Output the data that follows, keeping every line identical.

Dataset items
....

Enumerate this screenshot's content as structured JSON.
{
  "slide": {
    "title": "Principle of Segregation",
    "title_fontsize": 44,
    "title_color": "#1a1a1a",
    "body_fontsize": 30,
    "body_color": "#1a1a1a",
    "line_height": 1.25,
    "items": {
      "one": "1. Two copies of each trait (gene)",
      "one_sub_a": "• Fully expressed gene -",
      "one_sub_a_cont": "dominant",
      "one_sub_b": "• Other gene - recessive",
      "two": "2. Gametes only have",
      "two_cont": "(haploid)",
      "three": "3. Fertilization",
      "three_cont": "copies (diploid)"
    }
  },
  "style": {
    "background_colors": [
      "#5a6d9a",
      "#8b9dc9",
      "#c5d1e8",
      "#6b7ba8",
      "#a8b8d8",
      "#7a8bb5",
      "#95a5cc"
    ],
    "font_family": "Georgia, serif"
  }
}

....

■ TASK SOLUTION
Enumerate this screenshot's content as structured JSON.
{
  "slide": {
    "title": "Principle of Segregation",
    "title_fontsize": 44,
    "title_color": "#1a1a1a",
    "body_fontsize": 30,
    "body_color": "#1a1a1a",
    "line_height": 1.25,
    "items": {
      "one": "1. Two copies of each trait (gene)",
      "one_sub_a": "• Fully expressed gene -",
      "one_sub_a_cont": "dominant",
      "one_sub_b": "• Other gene - recessive",
      "two": "2. Gametes only have",
      "two_cont": "(haploid)",
      "three": "3. Fertilization",
      "three_cont": "copies (diploid)"
    }
  },
  "style": {
    "background_colors": [
      "#5a6d9a",
      "#8b9dc9",
      "#c5d1e8",
      "#6b7ba8",
      "#a8b8d8",
      "#7a8bb5",
      "#95a5cc"
    ],
    "font_family": "Georgia, serif"
  }
}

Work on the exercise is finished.